• **Information supplied**
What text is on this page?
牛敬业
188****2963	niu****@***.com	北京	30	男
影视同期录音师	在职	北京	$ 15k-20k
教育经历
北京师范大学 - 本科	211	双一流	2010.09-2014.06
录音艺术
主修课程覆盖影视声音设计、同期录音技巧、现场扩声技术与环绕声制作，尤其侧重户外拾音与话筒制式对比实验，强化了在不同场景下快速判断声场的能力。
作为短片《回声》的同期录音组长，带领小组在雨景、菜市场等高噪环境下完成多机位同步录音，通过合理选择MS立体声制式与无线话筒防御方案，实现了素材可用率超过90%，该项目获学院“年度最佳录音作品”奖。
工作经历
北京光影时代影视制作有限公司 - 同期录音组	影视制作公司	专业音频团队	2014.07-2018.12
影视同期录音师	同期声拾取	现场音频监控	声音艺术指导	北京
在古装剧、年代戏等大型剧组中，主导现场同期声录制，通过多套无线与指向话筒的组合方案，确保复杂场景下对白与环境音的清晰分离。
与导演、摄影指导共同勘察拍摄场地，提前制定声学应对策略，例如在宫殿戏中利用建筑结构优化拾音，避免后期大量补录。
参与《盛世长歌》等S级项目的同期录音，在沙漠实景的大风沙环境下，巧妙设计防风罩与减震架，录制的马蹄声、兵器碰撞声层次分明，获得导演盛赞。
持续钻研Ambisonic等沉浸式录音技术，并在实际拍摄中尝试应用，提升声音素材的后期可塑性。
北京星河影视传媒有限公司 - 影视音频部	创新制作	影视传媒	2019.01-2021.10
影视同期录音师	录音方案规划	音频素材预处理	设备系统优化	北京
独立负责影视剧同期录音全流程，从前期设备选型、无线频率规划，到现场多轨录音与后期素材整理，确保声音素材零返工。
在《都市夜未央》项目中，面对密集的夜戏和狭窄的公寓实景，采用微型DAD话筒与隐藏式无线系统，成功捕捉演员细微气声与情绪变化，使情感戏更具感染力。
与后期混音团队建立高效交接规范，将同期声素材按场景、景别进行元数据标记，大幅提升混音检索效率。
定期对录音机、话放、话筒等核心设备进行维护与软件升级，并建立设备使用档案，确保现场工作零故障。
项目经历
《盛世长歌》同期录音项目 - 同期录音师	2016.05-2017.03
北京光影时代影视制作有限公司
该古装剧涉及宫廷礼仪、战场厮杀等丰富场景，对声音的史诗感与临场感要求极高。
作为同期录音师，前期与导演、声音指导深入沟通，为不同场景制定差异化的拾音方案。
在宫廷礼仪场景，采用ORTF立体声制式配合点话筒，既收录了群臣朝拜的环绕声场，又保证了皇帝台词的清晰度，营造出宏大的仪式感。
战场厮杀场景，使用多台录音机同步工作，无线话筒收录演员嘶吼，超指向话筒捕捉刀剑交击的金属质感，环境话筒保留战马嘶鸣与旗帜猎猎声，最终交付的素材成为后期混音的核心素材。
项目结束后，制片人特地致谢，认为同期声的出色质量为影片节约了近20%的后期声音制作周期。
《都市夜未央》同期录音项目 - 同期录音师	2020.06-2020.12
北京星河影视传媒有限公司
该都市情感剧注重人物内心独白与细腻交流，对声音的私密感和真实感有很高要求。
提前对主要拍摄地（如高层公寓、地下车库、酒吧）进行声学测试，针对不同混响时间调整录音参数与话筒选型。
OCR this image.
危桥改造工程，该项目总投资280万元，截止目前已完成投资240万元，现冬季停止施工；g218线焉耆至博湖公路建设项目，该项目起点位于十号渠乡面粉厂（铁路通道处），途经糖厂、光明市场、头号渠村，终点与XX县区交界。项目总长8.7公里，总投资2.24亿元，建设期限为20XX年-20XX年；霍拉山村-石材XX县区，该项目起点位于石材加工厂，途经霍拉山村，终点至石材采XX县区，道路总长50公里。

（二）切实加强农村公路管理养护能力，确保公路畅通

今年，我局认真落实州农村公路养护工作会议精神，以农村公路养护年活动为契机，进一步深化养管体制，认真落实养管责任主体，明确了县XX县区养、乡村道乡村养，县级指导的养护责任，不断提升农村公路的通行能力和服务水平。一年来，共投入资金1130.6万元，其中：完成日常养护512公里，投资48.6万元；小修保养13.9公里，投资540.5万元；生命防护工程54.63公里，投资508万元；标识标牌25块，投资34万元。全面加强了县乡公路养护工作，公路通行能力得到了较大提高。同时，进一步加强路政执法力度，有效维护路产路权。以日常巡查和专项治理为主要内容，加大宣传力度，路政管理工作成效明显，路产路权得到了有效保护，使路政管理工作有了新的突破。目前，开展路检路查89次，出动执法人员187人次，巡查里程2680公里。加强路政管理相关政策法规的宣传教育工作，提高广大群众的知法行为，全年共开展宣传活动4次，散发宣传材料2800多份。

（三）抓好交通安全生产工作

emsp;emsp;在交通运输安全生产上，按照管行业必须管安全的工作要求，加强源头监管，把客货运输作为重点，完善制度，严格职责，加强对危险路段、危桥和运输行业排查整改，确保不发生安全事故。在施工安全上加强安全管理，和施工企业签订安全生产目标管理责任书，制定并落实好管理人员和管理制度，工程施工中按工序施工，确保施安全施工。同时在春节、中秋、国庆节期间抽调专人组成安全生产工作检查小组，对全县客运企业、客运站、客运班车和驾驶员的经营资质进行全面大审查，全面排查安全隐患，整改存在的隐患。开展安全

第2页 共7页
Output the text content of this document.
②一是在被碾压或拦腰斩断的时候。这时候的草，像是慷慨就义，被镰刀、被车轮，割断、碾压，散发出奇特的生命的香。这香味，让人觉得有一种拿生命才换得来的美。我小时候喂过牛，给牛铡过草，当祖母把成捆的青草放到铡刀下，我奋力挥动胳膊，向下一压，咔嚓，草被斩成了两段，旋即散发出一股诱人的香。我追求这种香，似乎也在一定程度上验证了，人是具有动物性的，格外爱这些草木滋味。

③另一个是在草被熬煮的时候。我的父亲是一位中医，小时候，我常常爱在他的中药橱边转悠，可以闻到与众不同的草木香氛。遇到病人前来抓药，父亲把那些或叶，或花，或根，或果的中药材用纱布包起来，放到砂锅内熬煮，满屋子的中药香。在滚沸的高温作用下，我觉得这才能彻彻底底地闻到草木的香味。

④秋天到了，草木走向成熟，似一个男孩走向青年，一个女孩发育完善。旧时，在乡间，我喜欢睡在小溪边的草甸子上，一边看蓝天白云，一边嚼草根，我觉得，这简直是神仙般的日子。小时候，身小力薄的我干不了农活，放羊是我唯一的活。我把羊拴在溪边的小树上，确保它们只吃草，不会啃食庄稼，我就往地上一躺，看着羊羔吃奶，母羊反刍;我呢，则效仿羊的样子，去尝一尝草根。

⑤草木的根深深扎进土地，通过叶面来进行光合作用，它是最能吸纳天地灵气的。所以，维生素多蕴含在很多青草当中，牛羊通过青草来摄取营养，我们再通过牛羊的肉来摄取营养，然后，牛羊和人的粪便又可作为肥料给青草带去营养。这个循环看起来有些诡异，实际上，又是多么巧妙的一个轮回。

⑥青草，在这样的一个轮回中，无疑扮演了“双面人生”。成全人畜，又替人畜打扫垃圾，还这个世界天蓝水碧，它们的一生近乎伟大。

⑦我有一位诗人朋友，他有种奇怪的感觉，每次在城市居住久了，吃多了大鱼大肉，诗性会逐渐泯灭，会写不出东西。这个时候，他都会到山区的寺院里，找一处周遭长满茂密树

• **Given exercise**
In the entries above, identify every line with the string "都市夜未央".

• **Exercise response**
在《都市夜未央》项目中，面对密集的夜戏和狭窄的公寓实景，采用微型DAD话筒与隐藏式无线系统，成功捕捉演员细微气声与情绪变化，使情感戏更具感染力。
《都市夜未央》同期录音项目 - 同期录音师	2020.06-2020.12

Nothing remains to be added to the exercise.